→ THE DATA
+ + + + +
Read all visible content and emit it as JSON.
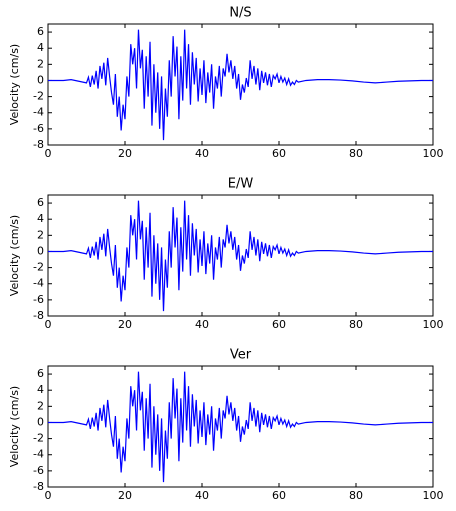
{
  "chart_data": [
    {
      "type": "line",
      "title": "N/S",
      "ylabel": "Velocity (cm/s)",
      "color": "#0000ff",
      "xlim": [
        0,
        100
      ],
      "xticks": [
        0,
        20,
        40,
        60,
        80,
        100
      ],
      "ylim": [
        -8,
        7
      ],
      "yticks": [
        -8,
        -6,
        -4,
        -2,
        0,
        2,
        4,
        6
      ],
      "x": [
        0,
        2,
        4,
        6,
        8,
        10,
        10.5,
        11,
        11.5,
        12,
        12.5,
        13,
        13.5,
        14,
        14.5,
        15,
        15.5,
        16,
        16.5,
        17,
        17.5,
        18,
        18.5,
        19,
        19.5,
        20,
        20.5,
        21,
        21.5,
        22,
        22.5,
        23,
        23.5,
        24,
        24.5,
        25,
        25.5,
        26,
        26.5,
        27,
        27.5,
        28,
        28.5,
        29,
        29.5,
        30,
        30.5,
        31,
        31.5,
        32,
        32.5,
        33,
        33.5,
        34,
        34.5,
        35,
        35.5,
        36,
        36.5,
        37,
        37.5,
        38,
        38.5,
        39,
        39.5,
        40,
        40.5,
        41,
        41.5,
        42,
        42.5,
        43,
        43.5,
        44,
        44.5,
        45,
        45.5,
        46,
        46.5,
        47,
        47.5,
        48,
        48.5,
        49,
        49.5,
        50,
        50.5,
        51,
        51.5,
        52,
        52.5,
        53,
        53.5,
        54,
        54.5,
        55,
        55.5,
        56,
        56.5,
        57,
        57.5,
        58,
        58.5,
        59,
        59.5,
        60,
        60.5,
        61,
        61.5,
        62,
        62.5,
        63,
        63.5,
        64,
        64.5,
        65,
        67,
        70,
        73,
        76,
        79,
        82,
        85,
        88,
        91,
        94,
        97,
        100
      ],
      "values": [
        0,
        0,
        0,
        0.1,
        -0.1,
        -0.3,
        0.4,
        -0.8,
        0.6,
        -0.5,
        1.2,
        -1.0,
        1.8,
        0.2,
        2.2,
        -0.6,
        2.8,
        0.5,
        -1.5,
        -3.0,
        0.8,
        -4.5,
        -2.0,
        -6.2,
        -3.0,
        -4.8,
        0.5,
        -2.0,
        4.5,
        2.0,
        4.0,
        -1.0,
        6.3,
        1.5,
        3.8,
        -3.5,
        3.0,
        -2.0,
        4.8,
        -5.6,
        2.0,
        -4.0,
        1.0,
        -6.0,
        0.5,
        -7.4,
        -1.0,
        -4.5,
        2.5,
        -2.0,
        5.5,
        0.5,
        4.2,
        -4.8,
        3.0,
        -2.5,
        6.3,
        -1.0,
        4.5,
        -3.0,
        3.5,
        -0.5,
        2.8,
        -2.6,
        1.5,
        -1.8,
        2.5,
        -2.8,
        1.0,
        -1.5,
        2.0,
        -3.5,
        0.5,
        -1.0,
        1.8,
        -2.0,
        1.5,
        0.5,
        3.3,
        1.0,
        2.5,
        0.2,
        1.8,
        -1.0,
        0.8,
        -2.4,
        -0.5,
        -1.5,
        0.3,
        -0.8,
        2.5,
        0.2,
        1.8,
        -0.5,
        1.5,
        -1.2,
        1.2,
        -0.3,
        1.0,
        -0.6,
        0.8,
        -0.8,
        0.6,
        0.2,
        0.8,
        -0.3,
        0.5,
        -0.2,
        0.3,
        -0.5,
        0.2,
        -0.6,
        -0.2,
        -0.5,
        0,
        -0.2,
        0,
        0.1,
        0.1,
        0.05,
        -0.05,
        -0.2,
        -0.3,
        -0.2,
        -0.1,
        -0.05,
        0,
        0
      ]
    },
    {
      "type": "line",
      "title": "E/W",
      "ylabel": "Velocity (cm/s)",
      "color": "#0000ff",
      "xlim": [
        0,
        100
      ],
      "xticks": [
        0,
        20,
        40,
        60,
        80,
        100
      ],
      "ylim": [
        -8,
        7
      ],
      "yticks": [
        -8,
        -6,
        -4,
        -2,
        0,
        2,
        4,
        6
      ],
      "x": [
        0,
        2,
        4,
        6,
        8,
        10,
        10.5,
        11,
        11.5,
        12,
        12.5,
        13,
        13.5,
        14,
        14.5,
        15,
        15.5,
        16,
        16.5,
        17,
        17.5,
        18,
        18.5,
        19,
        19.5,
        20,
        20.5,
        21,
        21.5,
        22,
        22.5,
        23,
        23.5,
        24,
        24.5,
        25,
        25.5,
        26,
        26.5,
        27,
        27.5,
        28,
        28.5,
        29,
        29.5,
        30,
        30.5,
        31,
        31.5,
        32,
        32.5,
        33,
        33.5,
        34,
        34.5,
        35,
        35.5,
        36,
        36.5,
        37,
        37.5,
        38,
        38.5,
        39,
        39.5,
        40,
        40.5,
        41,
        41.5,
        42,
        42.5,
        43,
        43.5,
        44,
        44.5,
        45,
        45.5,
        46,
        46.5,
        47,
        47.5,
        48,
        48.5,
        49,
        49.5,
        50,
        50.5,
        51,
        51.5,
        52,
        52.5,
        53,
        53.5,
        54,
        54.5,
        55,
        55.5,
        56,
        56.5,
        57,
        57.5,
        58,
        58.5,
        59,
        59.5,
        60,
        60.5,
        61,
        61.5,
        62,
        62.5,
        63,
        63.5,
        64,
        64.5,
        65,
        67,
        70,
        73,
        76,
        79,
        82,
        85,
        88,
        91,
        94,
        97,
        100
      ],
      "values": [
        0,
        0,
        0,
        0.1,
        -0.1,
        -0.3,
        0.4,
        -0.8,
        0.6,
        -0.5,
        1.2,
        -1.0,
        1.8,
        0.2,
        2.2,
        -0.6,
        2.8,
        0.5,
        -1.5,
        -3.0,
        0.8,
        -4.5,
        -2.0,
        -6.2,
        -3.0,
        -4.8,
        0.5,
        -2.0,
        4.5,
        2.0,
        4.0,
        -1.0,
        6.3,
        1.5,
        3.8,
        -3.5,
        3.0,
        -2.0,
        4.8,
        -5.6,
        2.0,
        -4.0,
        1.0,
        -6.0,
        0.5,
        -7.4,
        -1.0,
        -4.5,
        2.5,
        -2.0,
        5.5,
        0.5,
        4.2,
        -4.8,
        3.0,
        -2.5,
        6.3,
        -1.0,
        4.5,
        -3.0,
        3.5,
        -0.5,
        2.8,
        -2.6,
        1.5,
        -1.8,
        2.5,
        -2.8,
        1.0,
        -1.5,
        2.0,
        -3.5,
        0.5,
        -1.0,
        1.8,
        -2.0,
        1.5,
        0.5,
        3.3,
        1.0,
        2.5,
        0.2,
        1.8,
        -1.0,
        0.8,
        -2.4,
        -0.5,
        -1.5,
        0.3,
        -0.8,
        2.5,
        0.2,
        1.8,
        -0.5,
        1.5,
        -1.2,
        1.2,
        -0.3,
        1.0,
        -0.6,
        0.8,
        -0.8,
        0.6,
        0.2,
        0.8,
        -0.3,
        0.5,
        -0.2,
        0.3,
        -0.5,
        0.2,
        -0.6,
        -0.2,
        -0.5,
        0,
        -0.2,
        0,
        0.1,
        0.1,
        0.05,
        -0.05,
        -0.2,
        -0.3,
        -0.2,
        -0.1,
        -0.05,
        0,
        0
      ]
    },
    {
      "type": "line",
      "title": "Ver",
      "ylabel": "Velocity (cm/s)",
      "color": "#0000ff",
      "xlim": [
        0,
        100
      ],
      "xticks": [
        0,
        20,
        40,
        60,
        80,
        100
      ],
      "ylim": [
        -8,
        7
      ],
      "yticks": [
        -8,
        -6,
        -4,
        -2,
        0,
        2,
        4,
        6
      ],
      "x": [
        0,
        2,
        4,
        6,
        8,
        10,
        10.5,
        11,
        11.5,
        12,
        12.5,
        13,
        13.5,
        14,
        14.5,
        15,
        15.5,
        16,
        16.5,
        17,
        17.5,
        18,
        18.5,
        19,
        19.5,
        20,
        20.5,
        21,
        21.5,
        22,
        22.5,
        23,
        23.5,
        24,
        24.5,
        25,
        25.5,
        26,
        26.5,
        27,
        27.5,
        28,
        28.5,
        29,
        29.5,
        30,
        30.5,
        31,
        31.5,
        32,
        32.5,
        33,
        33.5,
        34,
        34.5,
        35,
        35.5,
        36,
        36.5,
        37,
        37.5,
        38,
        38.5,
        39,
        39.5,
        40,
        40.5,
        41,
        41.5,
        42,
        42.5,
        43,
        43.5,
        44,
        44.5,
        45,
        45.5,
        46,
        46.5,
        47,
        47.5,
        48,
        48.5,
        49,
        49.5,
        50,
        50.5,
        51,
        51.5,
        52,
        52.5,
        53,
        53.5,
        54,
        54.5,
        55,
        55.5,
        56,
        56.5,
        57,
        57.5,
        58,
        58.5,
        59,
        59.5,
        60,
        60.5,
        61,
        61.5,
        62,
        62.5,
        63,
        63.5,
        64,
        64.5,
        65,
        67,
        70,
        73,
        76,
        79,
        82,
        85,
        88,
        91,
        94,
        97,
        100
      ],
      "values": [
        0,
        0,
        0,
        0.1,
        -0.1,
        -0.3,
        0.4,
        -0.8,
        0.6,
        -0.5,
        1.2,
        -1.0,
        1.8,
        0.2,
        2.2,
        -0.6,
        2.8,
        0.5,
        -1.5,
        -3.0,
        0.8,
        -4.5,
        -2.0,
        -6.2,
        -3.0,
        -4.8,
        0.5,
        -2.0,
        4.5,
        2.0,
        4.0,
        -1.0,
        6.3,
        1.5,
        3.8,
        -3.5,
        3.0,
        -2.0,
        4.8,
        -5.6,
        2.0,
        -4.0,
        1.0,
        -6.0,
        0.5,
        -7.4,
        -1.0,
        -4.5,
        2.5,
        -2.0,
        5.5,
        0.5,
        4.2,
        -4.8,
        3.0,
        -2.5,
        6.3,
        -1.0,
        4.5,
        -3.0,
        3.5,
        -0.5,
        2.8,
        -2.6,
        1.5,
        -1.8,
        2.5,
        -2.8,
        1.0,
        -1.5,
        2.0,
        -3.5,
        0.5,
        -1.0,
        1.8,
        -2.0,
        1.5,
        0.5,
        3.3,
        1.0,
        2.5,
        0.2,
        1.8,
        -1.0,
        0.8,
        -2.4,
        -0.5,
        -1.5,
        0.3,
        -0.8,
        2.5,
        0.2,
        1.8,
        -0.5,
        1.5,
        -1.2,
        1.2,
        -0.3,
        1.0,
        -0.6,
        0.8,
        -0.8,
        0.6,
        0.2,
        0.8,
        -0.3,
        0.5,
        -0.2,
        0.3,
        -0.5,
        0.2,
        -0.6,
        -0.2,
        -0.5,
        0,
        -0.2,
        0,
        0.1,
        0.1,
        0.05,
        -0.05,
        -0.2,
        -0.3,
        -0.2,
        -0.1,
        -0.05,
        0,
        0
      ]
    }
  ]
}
+ + + + +
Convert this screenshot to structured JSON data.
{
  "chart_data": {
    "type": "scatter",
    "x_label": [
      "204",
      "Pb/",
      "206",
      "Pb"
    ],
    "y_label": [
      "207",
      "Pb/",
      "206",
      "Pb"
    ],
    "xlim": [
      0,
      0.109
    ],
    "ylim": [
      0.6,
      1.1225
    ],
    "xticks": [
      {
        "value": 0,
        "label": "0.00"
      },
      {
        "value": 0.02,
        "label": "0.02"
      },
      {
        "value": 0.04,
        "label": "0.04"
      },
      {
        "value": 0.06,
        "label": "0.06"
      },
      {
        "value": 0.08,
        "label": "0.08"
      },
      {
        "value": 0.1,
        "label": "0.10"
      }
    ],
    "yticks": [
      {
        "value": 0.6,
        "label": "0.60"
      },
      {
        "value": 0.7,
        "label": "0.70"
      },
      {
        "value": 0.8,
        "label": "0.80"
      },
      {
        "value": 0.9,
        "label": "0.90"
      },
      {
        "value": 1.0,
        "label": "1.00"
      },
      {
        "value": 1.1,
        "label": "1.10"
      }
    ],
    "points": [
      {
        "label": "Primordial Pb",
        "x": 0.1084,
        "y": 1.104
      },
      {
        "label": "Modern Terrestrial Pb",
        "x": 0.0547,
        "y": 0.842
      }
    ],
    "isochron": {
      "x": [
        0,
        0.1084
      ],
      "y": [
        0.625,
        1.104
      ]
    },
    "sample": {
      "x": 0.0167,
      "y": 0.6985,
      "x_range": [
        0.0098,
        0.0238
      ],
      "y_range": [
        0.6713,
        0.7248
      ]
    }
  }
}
+ + + + +
→ WHAT YOU WILL DO
Which lines hold the word "JSON"? Return all of them from the records above.

→ WRITTEN SOLUTION
Read all visible content and emit it as JSON.
Convert this screenshot to structured JSON data.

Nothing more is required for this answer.